> **WHAT IS BEING ASKED**
Go through the material below and copy all lines with "études".

> **RAW RECORDS**
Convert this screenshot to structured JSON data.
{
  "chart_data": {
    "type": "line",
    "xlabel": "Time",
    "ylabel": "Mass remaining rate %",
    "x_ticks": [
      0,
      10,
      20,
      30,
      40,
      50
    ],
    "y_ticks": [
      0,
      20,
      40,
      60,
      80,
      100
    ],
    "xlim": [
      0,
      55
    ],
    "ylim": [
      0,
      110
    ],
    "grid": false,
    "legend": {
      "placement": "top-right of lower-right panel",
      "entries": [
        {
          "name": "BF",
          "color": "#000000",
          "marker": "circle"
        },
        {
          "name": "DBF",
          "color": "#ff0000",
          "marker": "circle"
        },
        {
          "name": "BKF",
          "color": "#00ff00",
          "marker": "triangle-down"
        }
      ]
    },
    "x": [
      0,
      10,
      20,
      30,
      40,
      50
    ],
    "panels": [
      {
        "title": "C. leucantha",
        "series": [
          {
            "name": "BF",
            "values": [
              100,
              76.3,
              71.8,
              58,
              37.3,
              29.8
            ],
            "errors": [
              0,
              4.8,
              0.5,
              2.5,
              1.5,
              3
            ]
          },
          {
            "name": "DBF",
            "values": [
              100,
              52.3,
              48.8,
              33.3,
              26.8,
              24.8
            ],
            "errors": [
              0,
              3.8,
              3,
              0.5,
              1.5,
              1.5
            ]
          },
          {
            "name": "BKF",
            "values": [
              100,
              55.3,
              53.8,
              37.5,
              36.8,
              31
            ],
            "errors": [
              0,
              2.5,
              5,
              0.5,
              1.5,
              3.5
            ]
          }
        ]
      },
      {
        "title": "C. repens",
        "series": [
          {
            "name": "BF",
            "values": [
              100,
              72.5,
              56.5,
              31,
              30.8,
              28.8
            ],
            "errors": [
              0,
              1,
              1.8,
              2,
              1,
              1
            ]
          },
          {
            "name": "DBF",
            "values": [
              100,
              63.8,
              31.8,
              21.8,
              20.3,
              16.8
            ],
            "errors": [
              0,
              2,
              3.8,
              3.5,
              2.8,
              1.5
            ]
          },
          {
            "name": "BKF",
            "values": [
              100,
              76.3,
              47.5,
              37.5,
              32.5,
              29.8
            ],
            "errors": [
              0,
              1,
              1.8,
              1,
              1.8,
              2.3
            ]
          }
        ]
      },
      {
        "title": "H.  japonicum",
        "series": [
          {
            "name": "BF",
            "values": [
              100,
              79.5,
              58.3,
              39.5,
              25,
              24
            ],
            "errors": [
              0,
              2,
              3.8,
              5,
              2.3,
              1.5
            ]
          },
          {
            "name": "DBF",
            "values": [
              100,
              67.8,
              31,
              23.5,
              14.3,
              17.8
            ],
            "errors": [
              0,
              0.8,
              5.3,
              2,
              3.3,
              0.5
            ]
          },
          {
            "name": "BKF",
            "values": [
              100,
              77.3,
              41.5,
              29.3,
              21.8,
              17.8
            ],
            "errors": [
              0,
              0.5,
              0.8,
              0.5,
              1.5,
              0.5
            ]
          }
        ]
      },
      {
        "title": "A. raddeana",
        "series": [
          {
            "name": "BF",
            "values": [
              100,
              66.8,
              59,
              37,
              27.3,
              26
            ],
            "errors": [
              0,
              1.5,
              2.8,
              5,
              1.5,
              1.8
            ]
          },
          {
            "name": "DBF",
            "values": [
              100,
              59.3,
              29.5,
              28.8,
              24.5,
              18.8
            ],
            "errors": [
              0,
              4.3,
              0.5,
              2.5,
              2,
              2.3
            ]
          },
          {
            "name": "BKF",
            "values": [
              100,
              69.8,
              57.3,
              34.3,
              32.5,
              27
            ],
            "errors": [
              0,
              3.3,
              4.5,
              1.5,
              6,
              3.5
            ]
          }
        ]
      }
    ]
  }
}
---
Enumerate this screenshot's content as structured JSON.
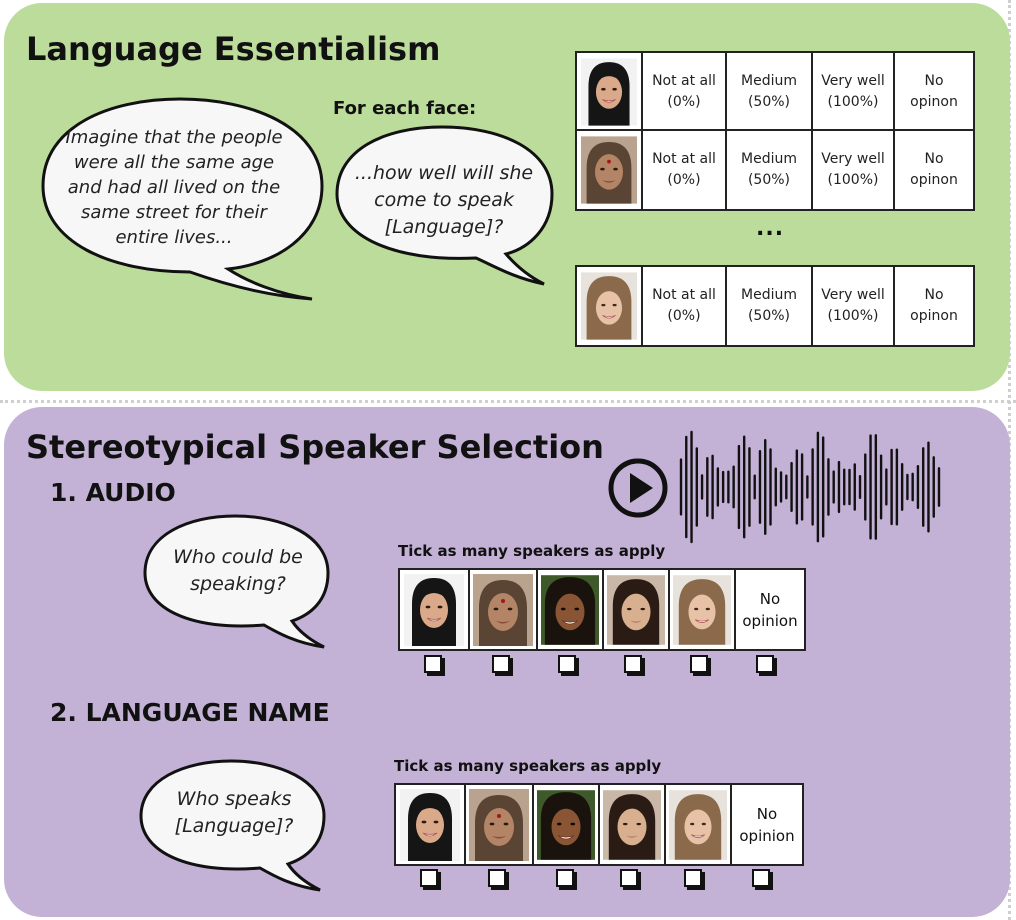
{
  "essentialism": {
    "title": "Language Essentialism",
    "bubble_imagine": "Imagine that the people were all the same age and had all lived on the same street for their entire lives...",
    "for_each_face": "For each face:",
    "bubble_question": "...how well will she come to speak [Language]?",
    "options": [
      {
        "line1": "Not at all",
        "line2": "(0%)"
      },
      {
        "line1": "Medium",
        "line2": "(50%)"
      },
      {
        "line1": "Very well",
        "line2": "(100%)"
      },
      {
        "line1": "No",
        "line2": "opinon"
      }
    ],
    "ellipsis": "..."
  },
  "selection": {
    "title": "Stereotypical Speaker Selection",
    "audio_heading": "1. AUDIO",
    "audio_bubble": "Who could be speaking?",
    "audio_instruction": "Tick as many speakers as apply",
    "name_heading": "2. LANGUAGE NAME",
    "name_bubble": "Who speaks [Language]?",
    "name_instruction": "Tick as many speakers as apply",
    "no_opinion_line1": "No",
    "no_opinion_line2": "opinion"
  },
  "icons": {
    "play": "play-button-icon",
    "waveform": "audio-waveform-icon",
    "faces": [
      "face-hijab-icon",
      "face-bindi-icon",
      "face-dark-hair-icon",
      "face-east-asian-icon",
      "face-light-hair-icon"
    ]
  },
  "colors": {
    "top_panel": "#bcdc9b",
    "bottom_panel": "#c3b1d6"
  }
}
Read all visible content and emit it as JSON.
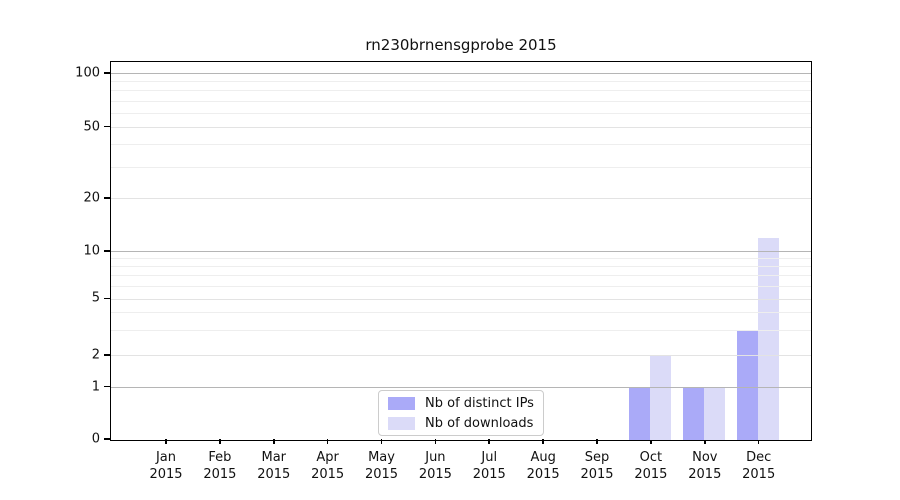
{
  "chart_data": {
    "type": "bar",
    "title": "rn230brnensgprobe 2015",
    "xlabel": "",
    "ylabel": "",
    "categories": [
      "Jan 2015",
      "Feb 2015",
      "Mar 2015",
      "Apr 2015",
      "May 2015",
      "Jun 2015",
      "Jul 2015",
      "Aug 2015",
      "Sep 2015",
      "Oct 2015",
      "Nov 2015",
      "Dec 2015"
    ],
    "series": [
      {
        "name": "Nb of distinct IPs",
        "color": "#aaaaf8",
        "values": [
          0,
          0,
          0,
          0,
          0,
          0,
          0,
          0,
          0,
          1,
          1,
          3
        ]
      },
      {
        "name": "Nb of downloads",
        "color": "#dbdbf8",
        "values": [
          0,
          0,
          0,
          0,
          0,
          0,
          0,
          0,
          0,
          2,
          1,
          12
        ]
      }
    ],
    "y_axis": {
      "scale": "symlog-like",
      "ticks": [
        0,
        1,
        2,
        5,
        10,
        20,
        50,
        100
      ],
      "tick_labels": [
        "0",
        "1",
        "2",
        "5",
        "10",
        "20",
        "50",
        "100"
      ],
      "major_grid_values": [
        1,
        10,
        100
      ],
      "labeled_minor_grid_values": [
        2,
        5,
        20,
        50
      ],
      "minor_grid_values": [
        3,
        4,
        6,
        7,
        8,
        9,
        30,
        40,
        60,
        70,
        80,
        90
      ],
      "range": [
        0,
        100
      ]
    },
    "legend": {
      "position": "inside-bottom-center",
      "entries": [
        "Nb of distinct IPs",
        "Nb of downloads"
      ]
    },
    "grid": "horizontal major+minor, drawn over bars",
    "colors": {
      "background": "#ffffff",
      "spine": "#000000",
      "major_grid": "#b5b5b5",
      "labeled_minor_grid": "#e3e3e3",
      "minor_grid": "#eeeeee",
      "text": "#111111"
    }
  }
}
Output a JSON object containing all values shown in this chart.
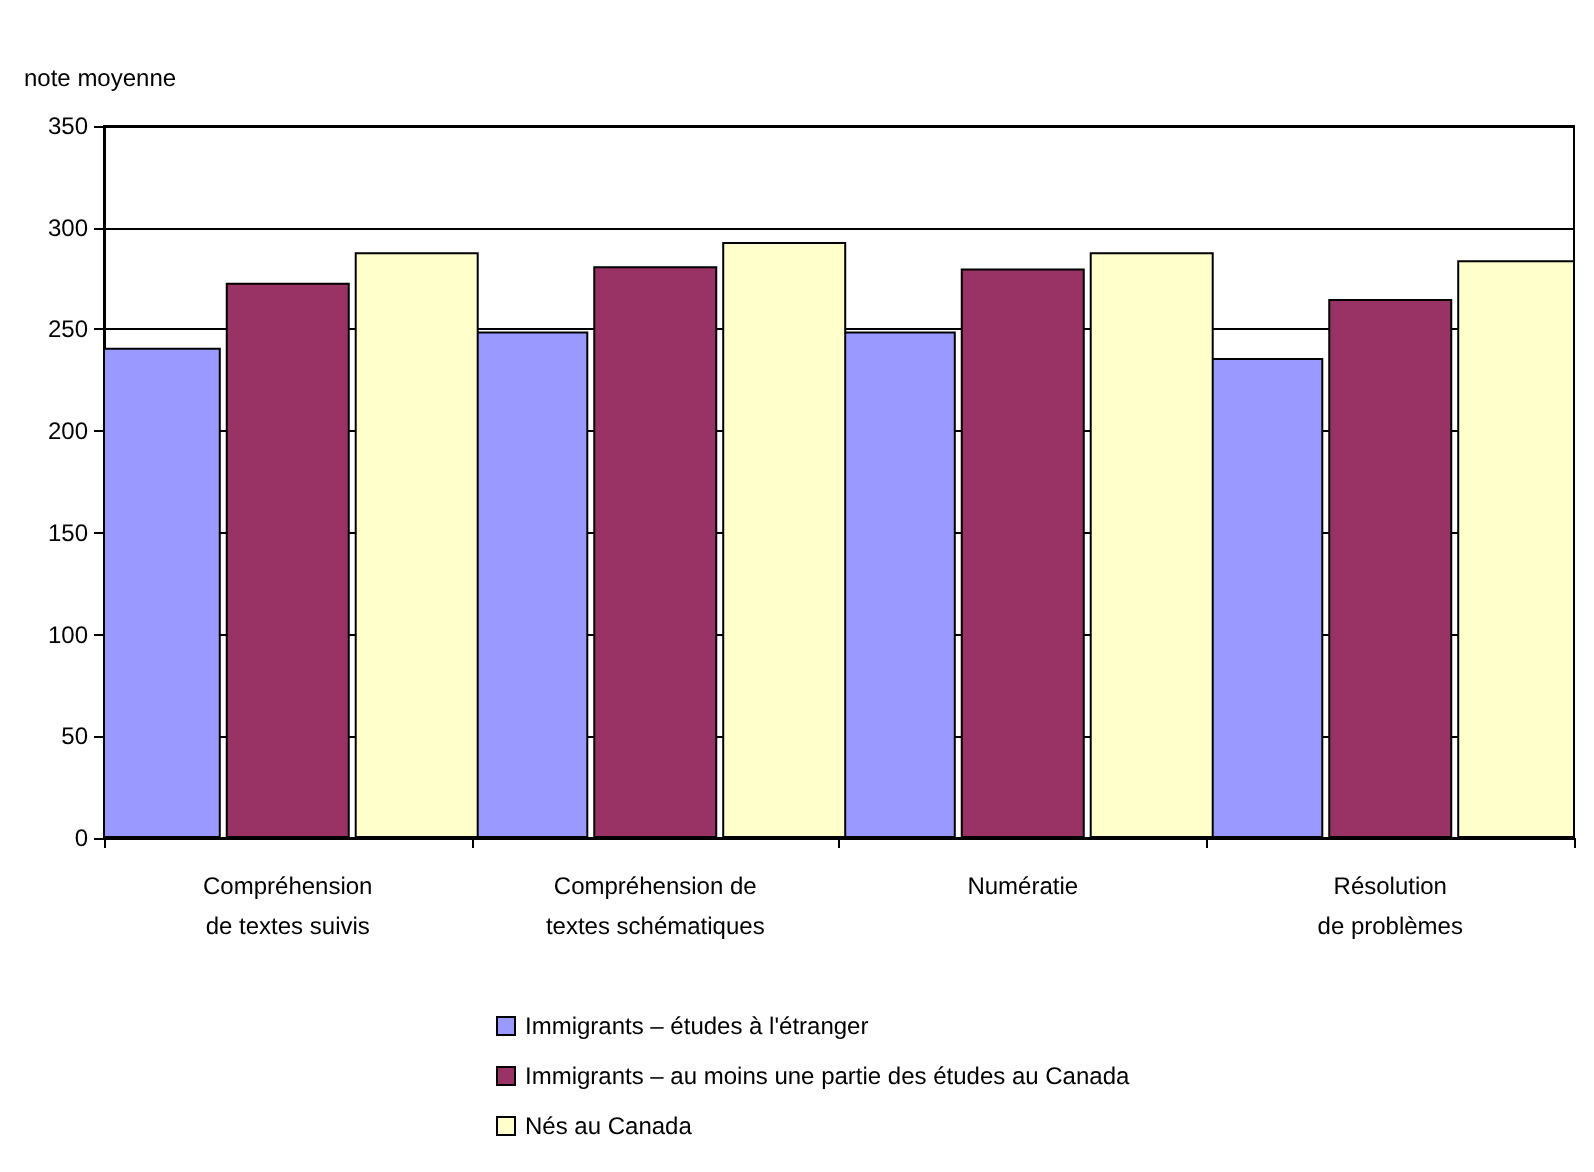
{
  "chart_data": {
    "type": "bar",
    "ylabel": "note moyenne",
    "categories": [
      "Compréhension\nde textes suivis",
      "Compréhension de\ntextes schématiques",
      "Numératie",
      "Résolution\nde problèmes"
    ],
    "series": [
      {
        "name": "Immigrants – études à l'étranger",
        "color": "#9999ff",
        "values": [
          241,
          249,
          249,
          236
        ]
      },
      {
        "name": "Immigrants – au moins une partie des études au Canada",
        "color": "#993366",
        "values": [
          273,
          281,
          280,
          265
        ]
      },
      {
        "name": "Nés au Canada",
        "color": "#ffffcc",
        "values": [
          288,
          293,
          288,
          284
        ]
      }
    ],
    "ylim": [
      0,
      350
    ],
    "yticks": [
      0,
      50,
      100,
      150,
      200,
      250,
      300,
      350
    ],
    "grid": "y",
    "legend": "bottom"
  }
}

> **TASK ANSWER**
        "name": "Immigrants – études à l'étranger",
        "name": "Immigrants – au moins une partie des études au Canada",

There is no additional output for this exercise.